Extract the full listing verbatim and drop any pictures from your copy.

**Material for this exercise**
::::::::
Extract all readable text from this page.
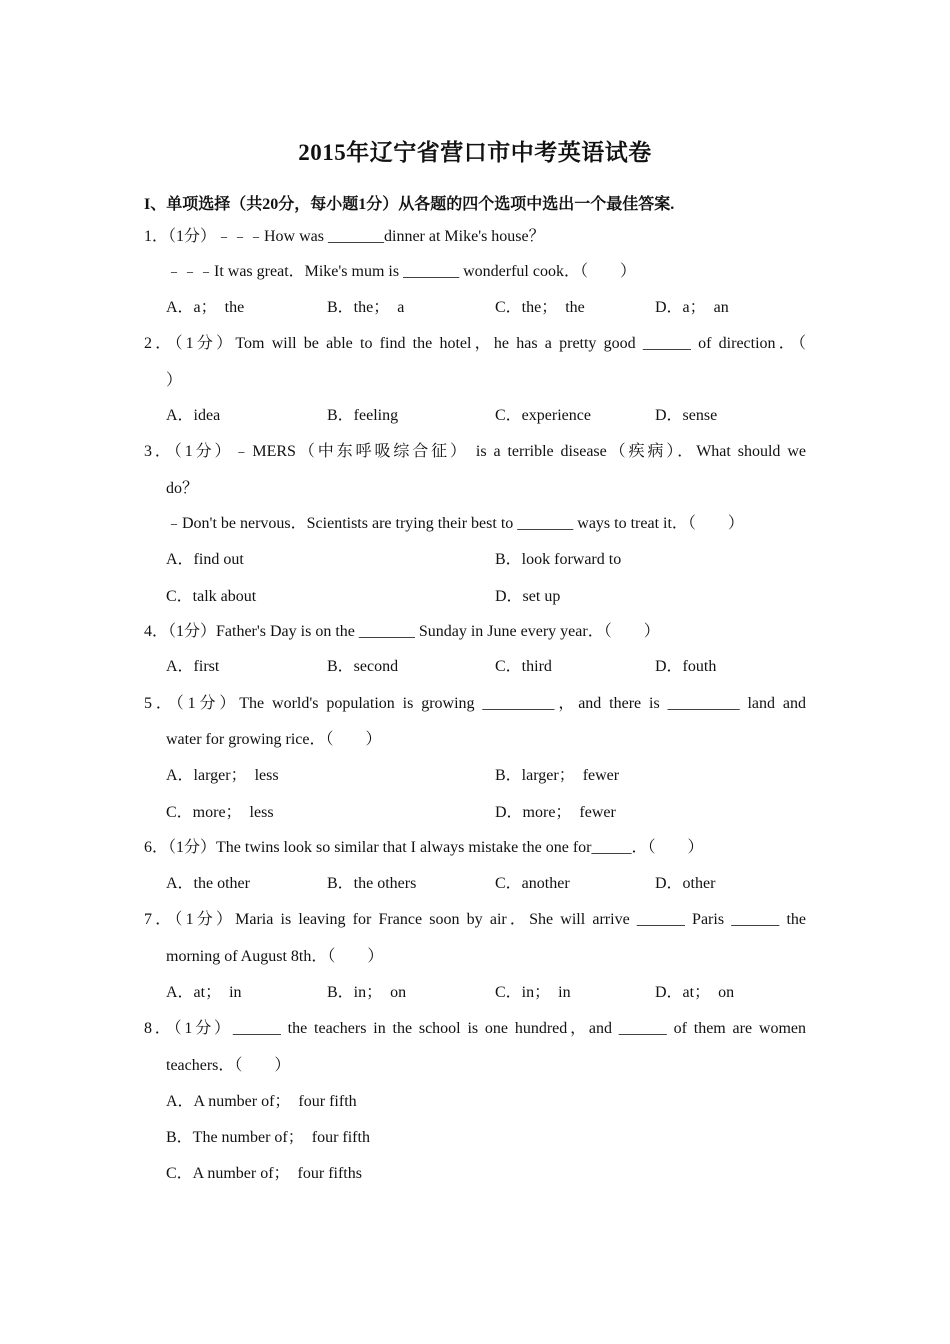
2015年辽宁省营口市中考英语试卷
I、单项选择（共20分，每小题1分）从各题的四个选项中选出一个最佳答案.
1．（1分）﹣﹣﹣How was _______dinner at Mike's house？
﹣﹣﹣It was great．Mike's mum is _______ wonderful cook．（　　）
A．a；　the	B．the；　a	C．the；　the	D．a；　an
2．（1分）Tom will be able to find the hotel，he has a pretty good ______ of direction．（
）
A．idea	B．feeling	C．experience	D．sense
3．（1分）﹣MERS（中东呼吸综合征） is a terrible disease（疾病）．What should we
do？
﹣Don't be nervous．Scientists are trying their best to _______ ways to treat it．（　　）
A．find out	B．look forward to
C．talk about	D．set up
4．（1分）Father's Day is on the _______ Sunday in June every year．（　　）
A．first	B．second	C．third	D．fouth
5．（1分）The world's population is growing _________，and there is _________ land and
water for growing rice．（　　）
A．larger；　less	B．larger；　fewer
C．more；　less	D．more；　fewer
6．（1分）The twins look so similar that I always mistake the one for_____．（　　）
A．the other	B．the others	C．another	D．other
7．（1分）Maria is leaving for France soon by air．She will arrive ______ Paris ______ the
morning of August 8th．（　　）
A．at；　in	B．in；　on	C．in；　in	D．at；　on
8．（1分）______ the teachers in the school is one hundred，and ______ of them are women
teachers．（　　）
A．A number of；　four fifth
B．The number of；　four fifth
C．A number of；　four fifths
::::::::
**Full solution**
Extract all readable text from this page.
2015年辽宁省营口市中考英语试卷
I、单项选择（共20分，每小题1分）从各题的四个选项中选出一个最佳答案.
1．（1分）﹣﹣﹣How was _______dinner at Mike's house？
﹣﹣﹣It was great．Mike's mum is _______ wonderful cook．（　　）
A．a；　the	B．the；　a	C．the；　the	D．a；　an
2．（1分）Tom will be able to find the hotel，he has a pretty good ______ of direction．（
）
A．idea	B．feeling	C．experience	D．sense
3．（1分）﹣MERS（中东呼吸综合征） is a terrible disease（疾病）．What should we
do？
﹣Don't be nervous．Scientists are trying their best to _______ ways to treat it．（　　）
A．find out	B．look forward to
C．talk about	D．set up
4．（1分）Father's Day is on the _______ Sunday in June every year．（　　）
A．first	B．second	C．third	D．fouth
5．（1分）The world's population is growing _________，and there is _________ land and
water for growing rice．（　　）
A．larger；　less	B．larger；　fewer
C．more；　less	D．more；　fewer
6．（1分）The twins look so similar that I always mistake the one for_____．（　　）
A．the other	B．the others	C．another	D．other
7．（1分）Maria is leaving for France soon by air．She will arrive ______ Paris ______ the
morning of August 8th．（　　）
A．at；　in	B．in；　on	C．in；　in	D．at；　on
8．（1分）______ the teachers in the school is one hundred，and ______ of them are women
teachers．（　　）
A．A number of；　four fifth
B．The number of；　four fifth
C．A number of；　four fifths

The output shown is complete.